◆ **Problem requirements**
Among the entries, which lines carry the string "Arts"? Copy each of them.

[START Supplied data]

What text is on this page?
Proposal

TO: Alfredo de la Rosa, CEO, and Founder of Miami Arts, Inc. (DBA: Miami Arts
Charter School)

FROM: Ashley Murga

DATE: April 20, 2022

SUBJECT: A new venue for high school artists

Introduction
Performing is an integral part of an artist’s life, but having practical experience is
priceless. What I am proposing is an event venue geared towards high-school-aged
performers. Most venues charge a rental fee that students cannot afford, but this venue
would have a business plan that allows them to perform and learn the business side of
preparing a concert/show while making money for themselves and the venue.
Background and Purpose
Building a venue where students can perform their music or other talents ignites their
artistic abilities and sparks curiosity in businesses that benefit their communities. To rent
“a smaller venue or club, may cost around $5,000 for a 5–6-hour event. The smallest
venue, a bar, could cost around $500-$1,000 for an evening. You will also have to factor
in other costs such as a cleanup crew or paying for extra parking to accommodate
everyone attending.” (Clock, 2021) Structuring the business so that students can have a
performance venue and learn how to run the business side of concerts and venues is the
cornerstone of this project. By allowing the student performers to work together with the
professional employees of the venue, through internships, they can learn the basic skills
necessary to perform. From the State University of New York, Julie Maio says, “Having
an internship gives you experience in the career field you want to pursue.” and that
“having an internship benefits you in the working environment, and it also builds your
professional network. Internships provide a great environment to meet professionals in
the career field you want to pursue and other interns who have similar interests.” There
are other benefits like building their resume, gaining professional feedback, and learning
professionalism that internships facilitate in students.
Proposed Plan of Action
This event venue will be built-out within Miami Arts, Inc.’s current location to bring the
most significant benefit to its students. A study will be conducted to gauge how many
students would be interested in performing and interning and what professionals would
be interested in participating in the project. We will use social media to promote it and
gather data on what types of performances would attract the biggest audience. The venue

[END Supplied data]

◆ **Final result**
TO: Alfredo de la Rosa, CEO, and Founder of Miami Arts, Inc. (DBA: Miami Arts
This event venue will be built-out within Miami Arts, Inc.’s current location to bring the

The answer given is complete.